» DESCRIPTION OF THE TASK: Look through the material below. Copy each line that contains the string "phone".

════════════════

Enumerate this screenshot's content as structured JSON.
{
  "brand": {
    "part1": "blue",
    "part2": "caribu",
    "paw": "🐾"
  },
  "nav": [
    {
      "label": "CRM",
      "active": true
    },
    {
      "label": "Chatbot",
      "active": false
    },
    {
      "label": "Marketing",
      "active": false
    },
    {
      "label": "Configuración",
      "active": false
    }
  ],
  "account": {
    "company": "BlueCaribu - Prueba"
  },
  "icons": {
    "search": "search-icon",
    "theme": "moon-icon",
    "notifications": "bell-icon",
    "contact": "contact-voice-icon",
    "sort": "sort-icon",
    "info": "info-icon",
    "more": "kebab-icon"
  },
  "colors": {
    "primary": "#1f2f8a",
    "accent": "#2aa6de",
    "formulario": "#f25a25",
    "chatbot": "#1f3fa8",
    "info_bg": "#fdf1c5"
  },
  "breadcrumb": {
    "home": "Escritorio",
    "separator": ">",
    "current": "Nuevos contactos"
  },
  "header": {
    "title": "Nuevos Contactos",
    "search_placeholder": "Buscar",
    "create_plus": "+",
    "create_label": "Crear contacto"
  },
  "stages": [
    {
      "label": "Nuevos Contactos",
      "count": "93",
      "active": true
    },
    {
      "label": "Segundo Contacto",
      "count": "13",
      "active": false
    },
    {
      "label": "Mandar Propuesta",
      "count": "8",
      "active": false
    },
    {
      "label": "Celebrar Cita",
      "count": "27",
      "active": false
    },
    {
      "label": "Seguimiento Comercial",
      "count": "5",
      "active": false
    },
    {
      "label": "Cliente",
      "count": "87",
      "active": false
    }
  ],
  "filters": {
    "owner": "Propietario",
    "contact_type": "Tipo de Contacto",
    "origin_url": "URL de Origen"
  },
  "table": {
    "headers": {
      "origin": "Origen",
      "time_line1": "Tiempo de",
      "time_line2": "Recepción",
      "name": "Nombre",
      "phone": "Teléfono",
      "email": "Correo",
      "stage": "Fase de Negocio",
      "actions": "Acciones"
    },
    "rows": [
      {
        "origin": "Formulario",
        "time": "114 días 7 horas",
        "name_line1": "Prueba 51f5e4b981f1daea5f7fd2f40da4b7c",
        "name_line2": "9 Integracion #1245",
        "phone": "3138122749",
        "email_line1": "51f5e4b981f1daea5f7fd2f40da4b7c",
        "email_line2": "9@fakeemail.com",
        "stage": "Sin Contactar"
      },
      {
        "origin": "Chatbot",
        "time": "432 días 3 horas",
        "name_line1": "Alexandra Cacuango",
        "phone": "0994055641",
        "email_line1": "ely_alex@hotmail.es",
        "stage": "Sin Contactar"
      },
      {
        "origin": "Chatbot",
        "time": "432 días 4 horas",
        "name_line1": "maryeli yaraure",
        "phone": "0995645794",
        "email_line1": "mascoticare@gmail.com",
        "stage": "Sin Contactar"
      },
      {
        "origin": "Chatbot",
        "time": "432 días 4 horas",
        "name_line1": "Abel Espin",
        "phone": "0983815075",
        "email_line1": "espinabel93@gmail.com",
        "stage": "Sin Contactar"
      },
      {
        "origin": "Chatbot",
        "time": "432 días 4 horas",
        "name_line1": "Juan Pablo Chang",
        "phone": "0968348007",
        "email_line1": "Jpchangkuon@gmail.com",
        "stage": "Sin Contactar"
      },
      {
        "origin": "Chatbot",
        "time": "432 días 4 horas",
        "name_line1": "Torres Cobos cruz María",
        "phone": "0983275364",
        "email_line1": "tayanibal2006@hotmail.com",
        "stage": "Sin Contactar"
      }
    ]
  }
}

════════════════

» EXERCISE RESULT:
      "phone": "Teléfono",
        "phone": "3138122749",
        "phone": "0994055641",
        "phone": "0995645794",
        "phone": "0983815075",
        "phone": "0968348007",
        "phone": "0983275364",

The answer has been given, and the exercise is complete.